Write out each line that follows exactly as it stands, without the pictures.

▶

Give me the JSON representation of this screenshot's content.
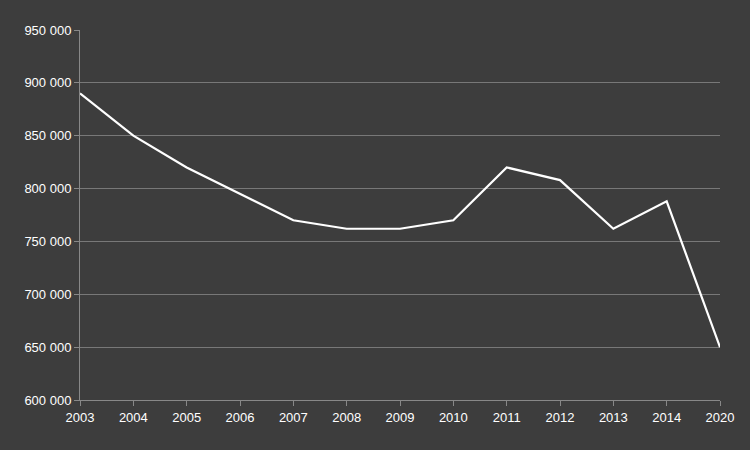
{
  "chart_data": {
    "type": "line",
    "categories": [
      "2003",
      "2004",
      "2005",
      "2006",
      "2007",
      "2008",
      "2009",
      "2010",
      "2011",
      "2012",
      "2013",
      "2014",
      "2020"
    ],
    "values": [
      890000,
      850000,
      820000,
      795000,
      770000,
      762000,
      762000,
      770000,
      820000,
      808000,
      762000,
      788000,
      650000
    ],
    "color": "#ffffff",
    "ylim": [
      600000,
      950000
    ],
    "yticks": [
      {
        "value": 600000,
        "label": "600 000"
      },
      {
        "value": 650000,
        "label": "650 000"
      },
      {
        "value": 700000,
        "label": "700 000"
      },
      {
        "value": 750000,
        "label": "750 000"
      },
      {
        "value": 800000,
        "label": "800 000"
      },
      {
        "value": 850000,
        "label": "850 000"
      },
      {
        "value": 900000,
        "label": "900 000"
      },
      {
        "value": 950000,
        "label": "950 000"
      }
    ],
    "grid": true
  }
}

◀

◆ RESPONSE
Give me the JSON representation of this screenshot's content.
{
  "chart_data": {
    "type": "line",
    "categories": [
      "2003",
      "2004",
      "2005",
      "2006",
      "2007",
      "2008",
      "2009",
      "2010",
      "2011",
      "2012",
      "2013",
      "2014",
      "2020"
    ],
    "values": [
      890000,
      850000,
      820000,
      795000,
      770000,
      762000,
      762000,
      770000,
      820000,
      808000,
      762000,
      788000,
      650000
    ],
    "color": "#ffffff",
    "ylim": [
      600000,
      950000
    ],
    "yticks": [
      {
        "value": 600000,
        "label": "600 000"
      },
      {
        "value": 650000,
        "label": "650 000"
      },
      {
        "value": 700000,
        "label": "700 000"
      },
      {
        "value": 750000,
        "label": "750 000"
      },
      {
        "value": 800000,
        "label": "800 000"
      },
      {
        "value": 850000,
        "label": "850 000"
      },
      {
        "value": 900000,
        "label": "900 000"
      },
      {
        "value": 950000,
        "label": "950 000"
      }
    ],
    "grid": true
  }
}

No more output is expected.